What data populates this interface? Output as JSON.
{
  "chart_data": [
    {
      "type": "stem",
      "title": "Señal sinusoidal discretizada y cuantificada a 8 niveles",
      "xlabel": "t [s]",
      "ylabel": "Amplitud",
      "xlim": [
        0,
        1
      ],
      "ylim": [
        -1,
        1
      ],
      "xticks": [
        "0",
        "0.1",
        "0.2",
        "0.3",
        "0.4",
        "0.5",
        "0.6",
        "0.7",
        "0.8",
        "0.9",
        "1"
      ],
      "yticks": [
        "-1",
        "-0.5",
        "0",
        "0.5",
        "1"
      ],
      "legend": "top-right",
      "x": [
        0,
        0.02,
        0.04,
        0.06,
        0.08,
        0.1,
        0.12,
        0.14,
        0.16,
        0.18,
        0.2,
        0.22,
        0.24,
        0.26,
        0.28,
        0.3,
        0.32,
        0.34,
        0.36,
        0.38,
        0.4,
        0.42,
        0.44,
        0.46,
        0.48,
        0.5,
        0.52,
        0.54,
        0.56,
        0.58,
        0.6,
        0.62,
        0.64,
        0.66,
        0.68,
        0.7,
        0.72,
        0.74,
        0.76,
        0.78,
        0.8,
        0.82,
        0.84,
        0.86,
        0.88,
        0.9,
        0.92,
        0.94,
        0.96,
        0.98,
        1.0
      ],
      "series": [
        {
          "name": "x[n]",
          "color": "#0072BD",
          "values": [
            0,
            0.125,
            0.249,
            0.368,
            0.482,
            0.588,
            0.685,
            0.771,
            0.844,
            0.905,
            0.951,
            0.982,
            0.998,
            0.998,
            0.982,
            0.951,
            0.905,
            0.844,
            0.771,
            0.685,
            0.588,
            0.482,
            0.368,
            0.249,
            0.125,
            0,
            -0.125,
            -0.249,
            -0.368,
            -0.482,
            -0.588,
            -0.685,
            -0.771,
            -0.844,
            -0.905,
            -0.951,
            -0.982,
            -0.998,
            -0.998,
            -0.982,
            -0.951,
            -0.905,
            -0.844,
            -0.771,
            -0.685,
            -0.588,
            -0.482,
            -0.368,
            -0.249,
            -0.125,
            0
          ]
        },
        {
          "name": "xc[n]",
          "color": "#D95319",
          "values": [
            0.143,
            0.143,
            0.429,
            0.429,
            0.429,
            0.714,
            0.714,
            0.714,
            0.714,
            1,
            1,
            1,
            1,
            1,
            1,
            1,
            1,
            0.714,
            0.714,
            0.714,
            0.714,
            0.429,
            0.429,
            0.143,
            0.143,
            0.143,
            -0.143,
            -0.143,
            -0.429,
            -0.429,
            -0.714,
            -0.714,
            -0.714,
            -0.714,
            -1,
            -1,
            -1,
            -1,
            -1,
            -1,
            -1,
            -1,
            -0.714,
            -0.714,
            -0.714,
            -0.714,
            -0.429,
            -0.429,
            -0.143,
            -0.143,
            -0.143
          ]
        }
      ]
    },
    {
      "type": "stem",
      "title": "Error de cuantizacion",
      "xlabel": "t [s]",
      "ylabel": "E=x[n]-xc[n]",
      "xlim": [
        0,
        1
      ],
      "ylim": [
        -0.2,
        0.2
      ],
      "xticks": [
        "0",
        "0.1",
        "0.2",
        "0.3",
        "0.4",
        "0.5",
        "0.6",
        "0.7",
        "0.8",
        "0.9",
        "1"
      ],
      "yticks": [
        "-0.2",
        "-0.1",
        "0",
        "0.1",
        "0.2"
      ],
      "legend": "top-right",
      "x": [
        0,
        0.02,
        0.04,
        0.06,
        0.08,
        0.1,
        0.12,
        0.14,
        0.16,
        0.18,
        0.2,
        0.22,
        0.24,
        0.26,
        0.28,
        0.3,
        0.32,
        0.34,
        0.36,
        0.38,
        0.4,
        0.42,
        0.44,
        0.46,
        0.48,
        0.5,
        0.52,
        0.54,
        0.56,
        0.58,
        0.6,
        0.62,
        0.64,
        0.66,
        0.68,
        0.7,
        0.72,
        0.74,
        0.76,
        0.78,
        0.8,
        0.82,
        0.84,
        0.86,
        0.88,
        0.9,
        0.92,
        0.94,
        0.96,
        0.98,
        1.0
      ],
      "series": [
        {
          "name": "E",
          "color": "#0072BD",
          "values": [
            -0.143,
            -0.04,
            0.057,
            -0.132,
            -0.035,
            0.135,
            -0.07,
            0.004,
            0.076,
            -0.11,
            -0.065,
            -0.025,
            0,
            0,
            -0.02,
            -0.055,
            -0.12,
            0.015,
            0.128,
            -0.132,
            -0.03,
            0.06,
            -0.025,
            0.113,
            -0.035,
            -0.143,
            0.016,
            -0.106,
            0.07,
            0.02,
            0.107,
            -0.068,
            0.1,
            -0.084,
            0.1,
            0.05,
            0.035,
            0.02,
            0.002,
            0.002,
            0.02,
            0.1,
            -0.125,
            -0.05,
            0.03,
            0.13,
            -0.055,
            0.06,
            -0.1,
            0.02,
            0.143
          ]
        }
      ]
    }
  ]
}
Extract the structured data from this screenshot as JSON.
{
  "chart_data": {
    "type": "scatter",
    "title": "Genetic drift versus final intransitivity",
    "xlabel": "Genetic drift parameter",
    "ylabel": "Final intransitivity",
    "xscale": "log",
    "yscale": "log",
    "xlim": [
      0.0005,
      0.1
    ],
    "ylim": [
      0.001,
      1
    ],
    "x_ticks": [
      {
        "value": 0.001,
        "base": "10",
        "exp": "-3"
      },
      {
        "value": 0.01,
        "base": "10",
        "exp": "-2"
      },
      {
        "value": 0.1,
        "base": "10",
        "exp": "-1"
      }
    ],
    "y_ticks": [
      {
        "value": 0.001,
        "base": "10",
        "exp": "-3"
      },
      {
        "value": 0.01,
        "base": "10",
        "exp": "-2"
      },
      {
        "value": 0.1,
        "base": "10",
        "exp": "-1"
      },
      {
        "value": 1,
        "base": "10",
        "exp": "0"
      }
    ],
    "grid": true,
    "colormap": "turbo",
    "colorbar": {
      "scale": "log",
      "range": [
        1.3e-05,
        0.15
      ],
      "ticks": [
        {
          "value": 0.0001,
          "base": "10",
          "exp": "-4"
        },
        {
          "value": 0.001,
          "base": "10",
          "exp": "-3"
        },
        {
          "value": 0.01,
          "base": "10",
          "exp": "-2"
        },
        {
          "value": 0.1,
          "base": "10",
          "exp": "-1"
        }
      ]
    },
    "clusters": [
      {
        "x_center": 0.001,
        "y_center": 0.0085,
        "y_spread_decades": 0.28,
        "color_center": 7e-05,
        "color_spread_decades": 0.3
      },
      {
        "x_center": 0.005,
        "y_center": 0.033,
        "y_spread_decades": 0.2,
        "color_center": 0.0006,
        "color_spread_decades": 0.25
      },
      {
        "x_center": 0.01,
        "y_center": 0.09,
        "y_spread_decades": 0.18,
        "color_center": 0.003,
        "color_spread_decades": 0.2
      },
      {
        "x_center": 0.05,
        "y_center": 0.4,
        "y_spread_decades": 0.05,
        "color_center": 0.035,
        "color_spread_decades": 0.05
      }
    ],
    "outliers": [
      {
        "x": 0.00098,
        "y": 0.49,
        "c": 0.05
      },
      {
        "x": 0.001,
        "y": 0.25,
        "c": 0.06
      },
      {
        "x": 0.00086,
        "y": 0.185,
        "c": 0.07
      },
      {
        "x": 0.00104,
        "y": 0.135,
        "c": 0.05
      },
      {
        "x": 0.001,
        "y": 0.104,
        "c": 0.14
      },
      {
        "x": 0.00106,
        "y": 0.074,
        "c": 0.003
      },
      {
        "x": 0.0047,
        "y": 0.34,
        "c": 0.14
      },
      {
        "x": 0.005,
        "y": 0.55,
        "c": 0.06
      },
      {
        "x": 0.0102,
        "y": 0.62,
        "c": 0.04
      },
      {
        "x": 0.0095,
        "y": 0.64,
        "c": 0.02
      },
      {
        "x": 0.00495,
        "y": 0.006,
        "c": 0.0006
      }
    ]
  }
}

* _Exercise directions_: Pull out every line in the data above that has the word "drift".

* _Response to this exercise_:
    "title": "Genetic drift versus final intransitivity",
    "xlabel": "Genetic drift parameter",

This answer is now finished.